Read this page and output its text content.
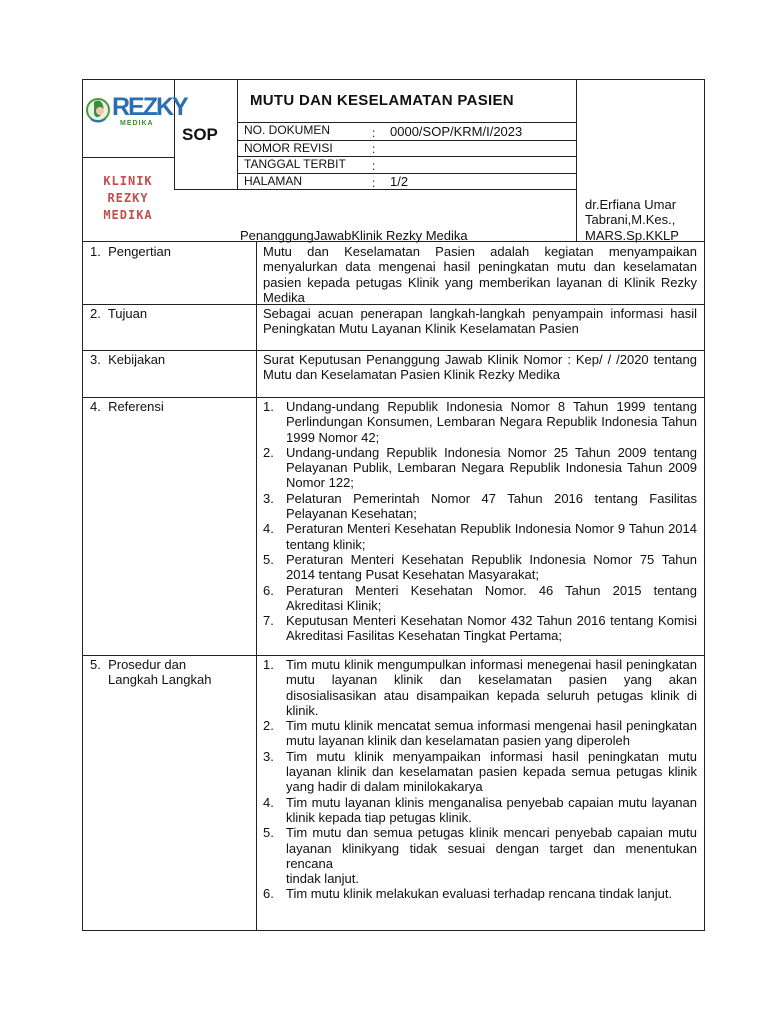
REZKY
MEDIKA
KLINIK
REZKY
MEDIKA
SOP
MUTU DAN KESELAMATAN PASIEN
NO. DOKUMEN	: 0000/SOP/KRM/I/2023
NOMOR REVISI	:
TANGGAL TERBIT :
HALAMAN	: 1/2
PenanggungJawabKlinik Rezky Medika
dr.Erfiana Umar
Tabrani,M.Kes.,
MARS.Sp.KKLP
1.  Pengertian	Mutu dan Keselamatan Pasien adalah kegiatan menyampaikan menyalurkan data mengenai hasil peningkatan mutu dan keselamatan pasien kepada petugas Klinik yang memberikan layanan di Klinik Rezky Medika
2.  Tujuan	Sebagai acuan penerapan langkah-langkah penyampain informasi hasil Peningkatan Mutu Layanan Klinik Keselamatan Pasien
3.  Kebijakan	Surat Keputusan Penanggung Jawab Klinik Nomor : Kep/ / /2020 tentang Mutu dan Keselamatan Pasien Klinik Rezky Medika
4.  Referensi	1. Undang-undang Republik Indonesia Nomor 8 Tahun 1999 tentang Perlindungan Konsumen, Lembaran Negara Republik Indonesia Tahun 1999 Nomor 42;
2. Undang-undang Republik Indonesia Nomor 25 Tahun 2009 tentang Pelayanan Publik, Lembaran Negara Republik Indonesia Tahun 2009 Nomor 122;
3. Pelaturan Pemerintah Nomor 47 Tahun 2016 tentang Fasilitas Pelayanan Kesehatan;
4. Peraturan Menteri Kesehatan Republik Indonesia Nomor 9 Tahun 2014 tentang klinik;
5. Peraturan Menteri Kesehatan Republik Indonesia Nomor 75 Tahun 2014 tentang Pusat Kesehatan Masyarakat;
6. Peraturan Menteri Kesehatan Nomor. 46 Tahun 2015 tentang Akreditasi Klinik;
7. Keputusan Menteri Kesehatan Nomor 432 Tahun 2016 tentang Komisi Akreditasi Fasilitas Kesehatan Tingkat Pertama;
5.  Prosedur dan
Langkah Langkah
1. Tim mutu klinik mengumpulkan informasi menegenai hasil peningkatan mutu layanan klinik dan keselamatan pasien yang akan disosialisasikan atau disampaikan kepada seluruh petugas klinik di klinik.
2. Tim mutu klinik mencatat semua informasi mengenai hasil peningkatan mutu layanan klinik dan keselamatan pasien yang diperoleh
3. Tim mutu klinik menyampaikan informasi hasil peningkatan mutu layanan klinik dan keselamatan pasien kepada semua petugas klinik yang hadir di dalam minilokakarya
4. Tim mutu layanan klinis menganalisa penyebab capaian mutu layanan klinik kepada tiap petugas klinik.
5. Tim mutu dan semua petugas klinik mencari penyebab capaian mutu layanan klinikyang tidak sesuai dengan target dan menentukan rencana
tindak lanjut.
6. Tim mutu klinik melakukan evaluasi terhadap rencana tindak lanjut.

▬▬▬▬▬▬▬▬▬▬

== Short exercise ==
Quote the data above in full, leaving out the pictures it holds.

== Correct result ==
Read this page and output its text content.
REZKY
MEDIKA
KLINIK
REZKY
MEDIKA
SOP
MUTU DAN KESELAMATAN PASIEN
NO. DOKUMEN	: 0000/SOP/KRM/I/2023
NOMOR REVISI	:
TANGGAL TERBIT :
HALAMAN	: 1/2
PenanggungJawabKlinik Rezky Medika
dr.Erfiana Umar
Tabrani,M.Kes.,
MARS.Sp.KKLP
1.  Pengertian	Mutu dan Keselamatan Pasien adalah kegiatan menyampaikan menyalurkan data mengenai hasil peningkatan mutu dan keselamatan pasien kepada petugas Klinik yang memberikan layanan di Klinik Rezky Medika
2.  Tujuan	Sebagai acuan penerapan langkah-langkah penyampain informasi hasil Peningkatan Mutu Layanan Klinik Keselamatan Pasien
3.  Kebijakan	Surat Keputusan Penanggung Jawab Klinik Nomor : Kep/ / /2020 tentang Mutu dan Keselamatan Pasien Klinik Rezky Medika
4.  Referensi	1. Undang-undang Republik Indonesia Nomor 8 Tahun 1999 tentang Perlindungan Konsumen, Lembaran Negara Republik Indonesia Tahun 1999 Nomor 42;
2. Undang-undang Republik Indonesia Nomor 25 Tahun 2009 tentang Pelayanan Publik, Lembaran Negara Republik Indonesia Tahun 2009 Nomor 122;
3. Pelaturan Pemerintah Nomor 47 Tahun 2016 tentang Fasilitas Pelayanan Kesehatan;
4. Peraturan Menteri Kesehatan Republik Indonesia Nomor 9 Tahun 2014 tentang klinik;
5. Peraturan Menteri Kesehatan Republik Indonesia Nomor 75 Tahun 2014 tentang Pusat Kesehatan Masyarakat;
6. Peraturan Menteri Kesehatan Nomor. 46 Tahun 2015 tentang Akreditasi Klinik;
7. Keputusan Menteri Kesehatan Nomor 432 Tahun 2016 tentang Komisi Akreditasi Fasilitas Kesehatan Tingkat Pertama;
5.  Prosedur dan
Langkah Langkah
1. Tim mutu klinik mengumpulkan informasi menegenai hasil peningkatan mutu layanan klinik dan keselamatan pasien yang akan disosialisasikan atau disampaikan kepada seluruh petugas klinik di klinik.
2. Tim mutu klinik mencatat semua informasi mengenai hasil peningkatan mutu layanan klinik dan keselamatan pasien yang diperoleh
3. Tim mutu klinik menyampaikan informasi hasil peningkatan mutu layanan klinik dan keselamatan pasien kepada semua petugas klinik yang hadir di dalam minilokakarya
4. Tim mutu layanan klinis menganalisa penyebab capaian mutu layanan klinik kepada tiap petugas klinik.
5. Tim mutu dan semua petugas klinik mencari penyebab capaian mutu layanan klinikyang tidak sesuai dengan target dan menentukan rencana
tindak lanjut.
6. Tim mutu klinik melakukan evaluasi terhadap rencana tindak lanjut.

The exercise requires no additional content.